_Exercise aim_: Gather every line in the records below that contains the word "improvements".

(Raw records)
- - - - - - -
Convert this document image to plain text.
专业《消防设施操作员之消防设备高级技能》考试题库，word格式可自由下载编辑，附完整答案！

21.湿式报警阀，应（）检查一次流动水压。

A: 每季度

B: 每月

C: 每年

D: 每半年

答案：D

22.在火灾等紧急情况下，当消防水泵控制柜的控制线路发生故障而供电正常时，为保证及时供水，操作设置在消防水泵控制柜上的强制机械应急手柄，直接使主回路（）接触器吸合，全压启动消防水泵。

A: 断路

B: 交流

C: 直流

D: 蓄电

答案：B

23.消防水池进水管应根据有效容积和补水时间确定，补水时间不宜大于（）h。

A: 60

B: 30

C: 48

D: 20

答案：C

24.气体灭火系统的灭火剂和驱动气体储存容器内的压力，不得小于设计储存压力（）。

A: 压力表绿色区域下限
- - - - - - -
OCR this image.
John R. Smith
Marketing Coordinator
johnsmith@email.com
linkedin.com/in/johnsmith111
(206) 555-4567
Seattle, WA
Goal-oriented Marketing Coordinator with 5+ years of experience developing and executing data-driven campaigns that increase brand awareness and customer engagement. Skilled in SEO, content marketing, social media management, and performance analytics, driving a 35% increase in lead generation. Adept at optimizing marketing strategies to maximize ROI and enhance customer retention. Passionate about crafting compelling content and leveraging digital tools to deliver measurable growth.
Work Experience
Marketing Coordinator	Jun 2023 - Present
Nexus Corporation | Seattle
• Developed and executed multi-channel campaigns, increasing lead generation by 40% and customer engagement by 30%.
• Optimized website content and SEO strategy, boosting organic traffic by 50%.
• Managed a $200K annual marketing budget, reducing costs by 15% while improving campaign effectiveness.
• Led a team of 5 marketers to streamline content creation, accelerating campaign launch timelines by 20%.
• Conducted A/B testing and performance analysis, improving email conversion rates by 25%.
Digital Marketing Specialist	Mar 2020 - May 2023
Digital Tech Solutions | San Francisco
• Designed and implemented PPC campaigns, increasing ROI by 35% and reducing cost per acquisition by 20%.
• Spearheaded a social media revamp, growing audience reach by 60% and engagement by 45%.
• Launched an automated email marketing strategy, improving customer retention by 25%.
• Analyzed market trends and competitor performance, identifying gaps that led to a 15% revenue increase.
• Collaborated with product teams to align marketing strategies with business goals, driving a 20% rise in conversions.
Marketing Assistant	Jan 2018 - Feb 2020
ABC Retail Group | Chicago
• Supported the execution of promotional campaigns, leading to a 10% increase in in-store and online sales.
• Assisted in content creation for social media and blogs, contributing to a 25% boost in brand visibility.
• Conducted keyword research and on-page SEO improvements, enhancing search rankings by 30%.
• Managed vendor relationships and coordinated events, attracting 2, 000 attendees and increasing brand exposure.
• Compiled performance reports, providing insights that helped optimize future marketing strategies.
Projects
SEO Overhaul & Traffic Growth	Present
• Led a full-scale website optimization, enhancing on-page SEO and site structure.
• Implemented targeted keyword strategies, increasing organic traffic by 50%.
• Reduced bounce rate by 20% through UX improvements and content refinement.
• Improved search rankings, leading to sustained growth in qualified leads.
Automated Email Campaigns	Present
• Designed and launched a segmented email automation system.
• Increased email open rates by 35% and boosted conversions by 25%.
- - - - - - -
_Task output_:
• Conducted keyword research and on-page SEO improvements, enhancing search rankings by 30%.
• Reduced bounce rate by 20% through UX improvements and content refinement.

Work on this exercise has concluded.